Written problem
Copy down every line where the string "Media" shows up.

Recorded data
● ● ● ● ●

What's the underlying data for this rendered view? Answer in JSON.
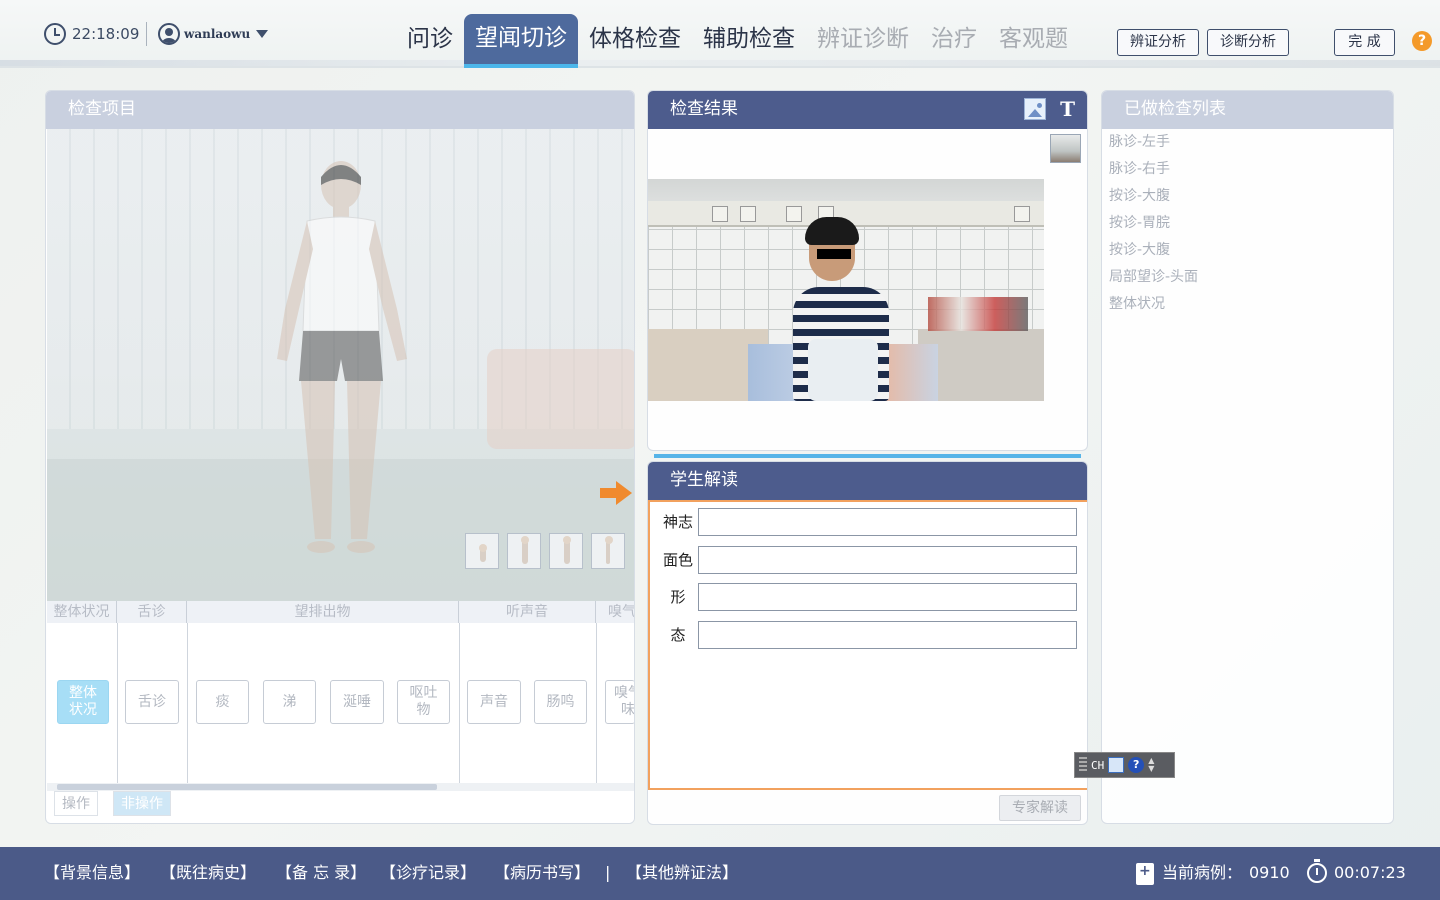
{
  "header": {
    "time": "22:18:09",
    "username": "wanlaowu",
    "tabs": [
      {
        "label": "问诊",
        "state": "normal"
      },
      {
        "label": "望闻切诊",
        "state": "active"
      },
      {
        "label": "体格检查",
        "state": "normal"
      },
      {
        "label": "辅助检查",
        "state": "normal"
      },
      {
        "label": "辨证诊断",
        "state": "disabled"
      },
      {
        "label": "治疗",
        "state": "disabled"
      },
      {
        "label": "客观题",
        "state": "disabled"
      }
    ],
    "syndrome_btn": "辨证分析",
    "diagnosis_btn": "诊断分析",
    "finish_btn": "完 成",
    "help": "?"
  },
  "left_panel": {
    "title": "检查项目",
    "categories": [
      "整体状况",
      "舌诊",
      "望排出物",
      "听声音",
      "嗅气"
    ],
    "options": [
      {
        "label": "整体\n状况",
        "selected": true
      },
      {
        "label": "舌诊",
        "selected": false
      },
      {
        "label": "痰",
        "selected": false
      },
      {
        "label": "涕",
        "selected": false
      },
      {
        "label": "涎唾",
        "selected": false
      },
      {
        "label": "呕吐\n物",
        "selected": false
      },
      {
        "label": "声音",
        "selected": false
      },
      {
        "label": "肠鸣",
        "selected": false
      },
      {
        "label": "嗅气\n味",
        "selected": false
      }
    ],
    "mode_operate": "操作",
    "mode_non_operate": "非操作"
  },
  "result_panel": {
    "title": "检查结果"
  },
  "interpretation_panel": {
    "title": "学生解读",
    "fields": [
      {
        "label": "神志",
        "value": ""
      },
      {
        "label": "面色",
        "value": ""
      },
      {
        "label": "形",
        "value": ""
      },
      {
        "label": "态",
        "value": ""
      }
    ],
    "expert_btn": "专家解读"
  },
  "done_panel": {
    "title": "已做检查列表",
    "items": [
      "脉诊-左手",
      "脉诊-右手",
      "按诊-大腹",
      "按诊-胃脘",
      "按诊-大腹",
      "局部望诊-头面",
      "整体状况"
    ]
  },
  "ime": {
    "text": "CH",
    "help": "?"
  },
  "footer": {
    "links": [
      "【背景信息】",
      "【既往病史】",
      "【备 忘 录】",
      "【诊疗记录】",
      "【病历书写】",
      "|",
      "【其他辨证法】"
    ],
    "case_label": "当前病例：",
    "case_number": "0910",
    "elapsed": "00:07:23"
  },
  "colors": {
    "tab_active": "#4e6a9d",
    "tab_underline": "#4cb6ea",
    "panel_header_dark": "#4d5c8d",
    "footer_bg": "#4b5a88",
    "accent_orange": "#f08a2e",
    "help_orange": "#f49a2a"
  }
}
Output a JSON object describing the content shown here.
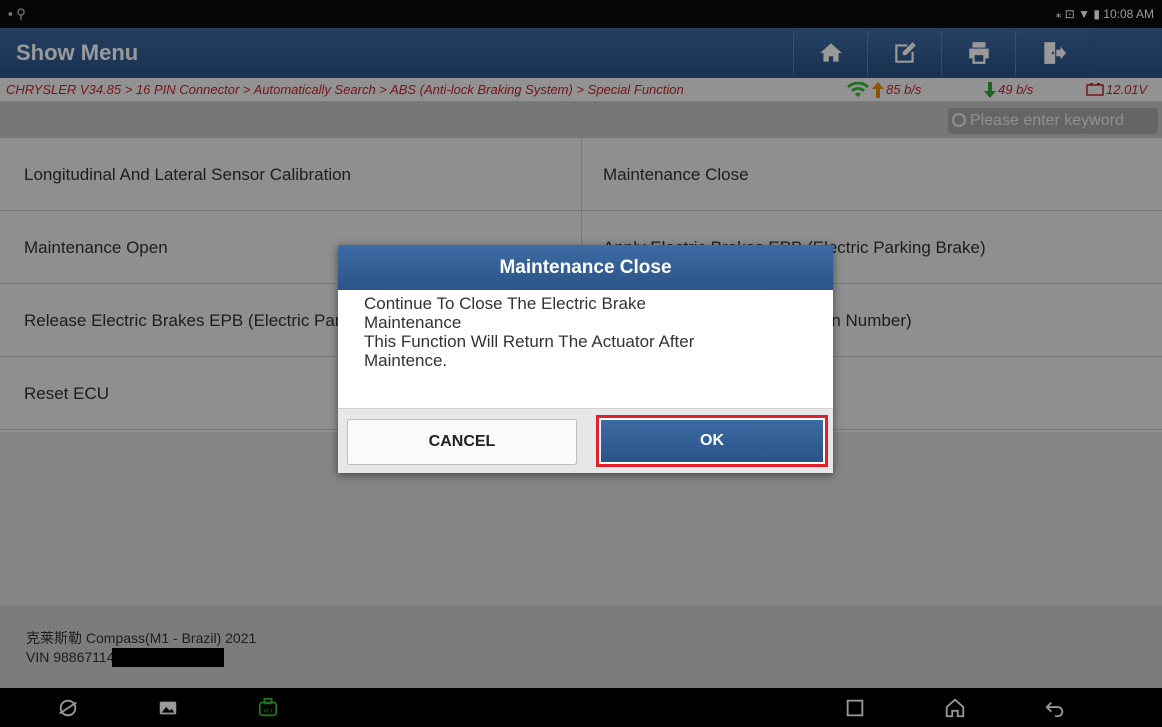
{
  "status_bar": {
    "left_icons": "▪ ⚲",
    "right_text": "⁎ ⊡ ▼ ▮ 10:08 AM"
  },
  "header": {
    "title": "Show Menu",
    "buttons": [
      "home-icon",
      "edit-icon",
      "print-icon",
      "exit-icon"
    ]
  },
  "breadcrumb": {
    "path": "CHRYSLER V34.85 > 16 PIN Connector > Automatically Search > ABS (Anti-lock Braking System) > Special Function",
    "upload_speed": "85 b/s",
    "download_speed": "49 b/s",
    "voltage": "12.01V"
  },
  "search": {
    "placeholder": "Please enter keyword"
  },
  "menu": {
    "items": [
      {
        "label": "Longitudinal And Lateral Sensor Calibration"
      },
      {
        "label": "Maintenance Close"
      },
      {
        "label": "Maintenance Open"
      },
      {
        "label": "Apply Electric Brakes EPB (Electric Parking Brake)"
      },
      {
        "label": "Release Electric Brakes EPB (Electric Parking Brake)"
      },
      {
        "label": "Write VIN (Vehicle Identification Number)"
      },
      {
        "label": "Reset ECU"
      }
    ]
  },
  "vehicle": {
    "model": "克莱斯勒 Compass(M1 - Brazil) 2021",
    "vin": "VIN 988671143NKN"
  },
  "dialog": {
    "title": "Maintenance Close",
    "line1": "Continue To Close The Electric Brake",
    "line2": "Maintenance",
    "line3": "This Function Will Return The Actuator After",
    "line4": "Maintence.",
    "cancel_label": "CANCEL",
    "ok_label": "OK"
  },
  "colors": {
    "header_blue": "#2c568b",
    "path_red": "#c8252b",
    "highlight_red": "#e3202a",
    "vci_green": "#3bbf3b"
  }
}
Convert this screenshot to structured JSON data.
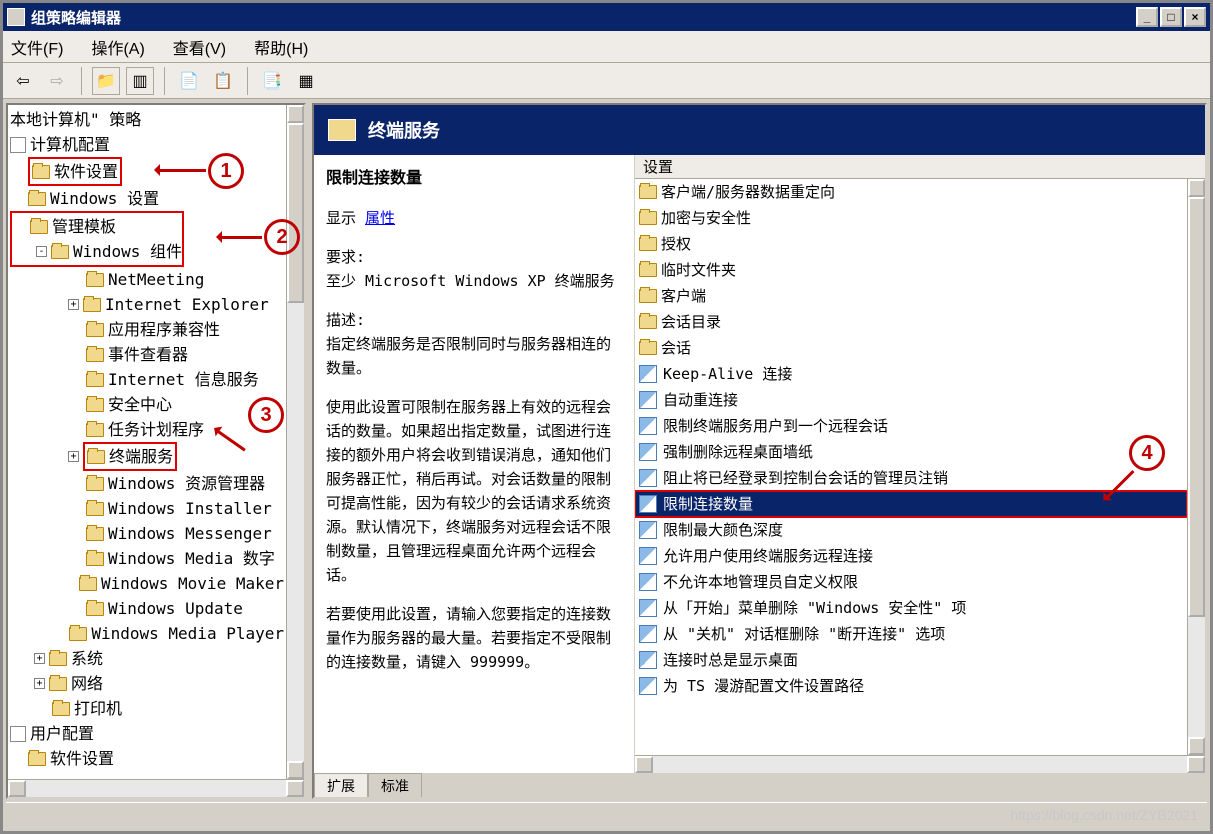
{
  "window": {
    "title": "组策略编辑器"
  },
  "menubar": {
    "file": "文件(F)",
    "action": "操作(A)",
    "view": "查看(V)",
    "help": "帮助(H)"
  },
  "tree": {
    "root": "本地计算机\" 策略",
    "computer_config": "计算机配置",
    "software_settings": "软件设置",
    "windows_settings": "Windows 设置",
    "admin_templates": "管理模板",
    "windows_components": "Windows 组件",
    "netmeeting": "NetMeeting",
    "ie": "Internet Explorer",
    "appcompat": "应用程序兼容性",
    "eventviewer": "事件查看器",
    "iis": "Internet 信息服务",
    "securitycenter": "安全中心",
    "taskscheduler": "任务计划程序",
    "terminalservices": "终端服务",
    "windows_rm": "Windows 资源管理器",
    "windows_installer": "Windows Installer",
    "windows_messenger": "Windows Messenger",
    "windows_media_digital": "Windows Media 数字",
    "windows_movie_maker": "Windows Movie Maker",
    "windows_update": "Windows Update",
    "windows_media_player": "Windows Media Player",
    "system": "系统",
    "network": "网络",
    "printers": "打印机",
    "user_config": "用户配置",
    "user_software": "软件设置"
  },
  "right": {
    "header": "终端服务",
    "desc_title": "限制连接数量",
    "show": "显示",
    "properties": "属性",
    "req_label": "要求:",
    "req_text": "至少 Microsoft Windows XP 终端服务",
    "desc_label": "描述:",
    "desc1": "指定终端服务是否限制同时与服务器相连的数量。",
    "desc2": "使用此设置可限制在服务器上有效的远程会话的数量。如果超出指定数量，试图进行连接的额外用户将会收到错误消息，通知他们服务器正忙，稍后再试。对会话数量的限制可提高性能，因为有较少的会话请求系统资源。默认情况下，终端服务对远程会话不限制数量，且管理远程桌面允许两个远程会话。",
    "desc3": "若要使用此设置，请输入您要指定的连接数量作为服务器的最大量。若要指定不受限制的连接数量，请键入 999999。",
    "list_header": "设置",
    "tabs": {
      "ext": "扩展",
      "std": "标准"
    },
    "items": [
      {
        "type": "folder",
        "label": "客户端/服务器数据重定向"
      },
      {
        "type": "folder",
        "label": "加密与安全性"
      },
      {
        "type": "folder",
        "label": "授权"
      },
      {
        "type": "folder",
        "label": "临时文件夹"
      },
      {
        "type": "folder",
        "label": "客户端"
      },
      {
        "type": "folder",
        "label": "会话目录"
      },
      {
        "type": "folder",
        "label": "会话"
      },
      {
        "type": "policy",
        "label": "Keep-Alive 连接"
      },
      {
        "type": "policy",
        "label": "自动重连接"
      },
      {
        "type": "policy",
        "label": "限制终端服务用户到一个远程会话"
      },
      {
        "type": "policy",
        "label": "强制删除远程桌面墙纸"
      },
      {
        "type": "policy",
        "label": "阻止将已经登录到控制台会话的管理员注销"
      },
      {
        "type": "policy",
        "label": "限制连接数量",
        "selected": true
      },
      {
        "type": "policy",
        "label": "限制最大颜色深度"
      },
      {
        "type": "policy",
        "label": "允许用户使用终端服务远程连接"
      },
      {
        "type": "policy",
        "label": "不允许本地管理员自定义权限"
      },
      {
        "type": "policy",
        "label": "从「开始」菜单删除 \"Windows 安全性\" 项"
      },
      {
        "type": "policy",
        "label": "从 \"关机\" 对话框删除 \"断开连接\" 选项"
      },
      {
        "type": "policy",
        "label": "连接时总是显示桌面"
      },
      {
        "type": "policy",
        "label": "为 TS 漫游配置文件设置路径"
      }
    ]
  },
  "annotations": {
    "a1": "1",
    "a2": "2",
    "a3": "3",
    "a4": "4"
  },
  "watermark": "https://blog.csdn.net/ZYB2021"
}
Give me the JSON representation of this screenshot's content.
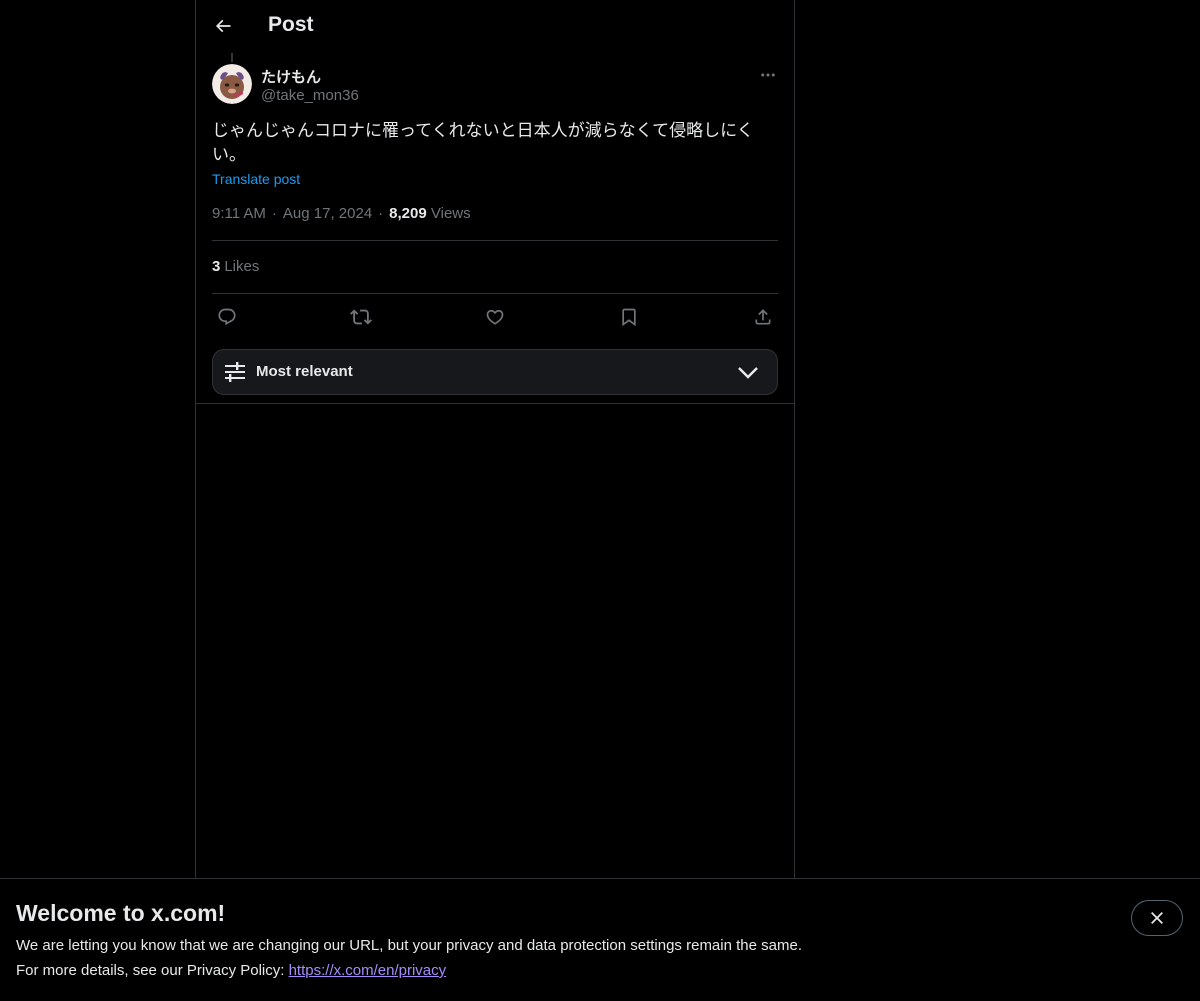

● ● ● ● ●

Response
    "windows_media_digital": "Windows Media 数字",
    "windows_media_player": "Windows Media Player",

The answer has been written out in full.